## Exercise instructions
Return the material word for word, starting at its first line and ending at the line containing "675, 864, 767]", with both of those lines included.
─── Data to use ───
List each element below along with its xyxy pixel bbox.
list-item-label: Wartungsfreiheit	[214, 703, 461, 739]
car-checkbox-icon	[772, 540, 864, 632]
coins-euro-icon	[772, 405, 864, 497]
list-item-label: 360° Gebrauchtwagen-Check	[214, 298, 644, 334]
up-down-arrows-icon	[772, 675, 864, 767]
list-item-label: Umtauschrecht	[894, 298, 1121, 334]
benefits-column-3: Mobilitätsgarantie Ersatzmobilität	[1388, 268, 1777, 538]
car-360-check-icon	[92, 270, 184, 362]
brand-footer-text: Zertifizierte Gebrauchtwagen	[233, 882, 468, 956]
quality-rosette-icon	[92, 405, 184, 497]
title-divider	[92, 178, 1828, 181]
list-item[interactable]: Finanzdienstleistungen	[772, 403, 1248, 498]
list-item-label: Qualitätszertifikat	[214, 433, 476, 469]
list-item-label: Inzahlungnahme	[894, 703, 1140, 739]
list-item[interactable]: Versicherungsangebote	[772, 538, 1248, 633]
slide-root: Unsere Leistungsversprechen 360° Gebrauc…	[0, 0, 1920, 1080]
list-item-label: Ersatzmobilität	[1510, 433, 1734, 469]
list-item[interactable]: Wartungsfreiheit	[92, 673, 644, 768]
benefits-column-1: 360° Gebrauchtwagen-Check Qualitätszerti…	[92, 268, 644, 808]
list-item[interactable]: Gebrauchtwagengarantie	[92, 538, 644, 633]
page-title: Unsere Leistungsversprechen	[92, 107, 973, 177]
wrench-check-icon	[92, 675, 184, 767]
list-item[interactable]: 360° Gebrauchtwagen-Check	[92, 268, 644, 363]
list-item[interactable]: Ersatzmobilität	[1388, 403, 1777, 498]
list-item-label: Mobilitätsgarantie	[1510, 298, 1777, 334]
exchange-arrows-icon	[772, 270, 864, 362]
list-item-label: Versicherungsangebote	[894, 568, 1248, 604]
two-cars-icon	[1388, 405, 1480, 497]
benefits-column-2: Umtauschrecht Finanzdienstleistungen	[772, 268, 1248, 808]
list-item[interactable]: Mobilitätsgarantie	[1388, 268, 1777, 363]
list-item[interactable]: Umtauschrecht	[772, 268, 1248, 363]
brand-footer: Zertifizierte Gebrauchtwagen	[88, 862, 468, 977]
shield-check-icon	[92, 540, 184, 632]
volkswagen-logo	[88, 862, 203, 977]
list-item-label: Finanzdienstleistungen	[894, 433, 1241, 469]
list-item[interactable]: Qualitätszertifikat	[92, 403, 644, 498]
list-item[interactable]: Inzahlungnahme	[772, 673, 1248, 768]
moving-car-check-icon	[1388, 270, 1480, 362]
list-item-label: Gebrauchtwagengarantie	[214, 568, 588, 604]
───
## Response for this exercise
List each element below along with its xyxy pixel bbox.
list-item-label: Wartungsfreiheit	[214, 703, 461, 739]
car-checkbox-icon	[772, 540, 864, 632]
coins-euro-icon	[772, 405, 864, 497]
list-item-label: 360° Gebrauchtwagen-Check	[214, 298, 644, 334]
up-down-arrows-icon	[772, 675, 864, 767]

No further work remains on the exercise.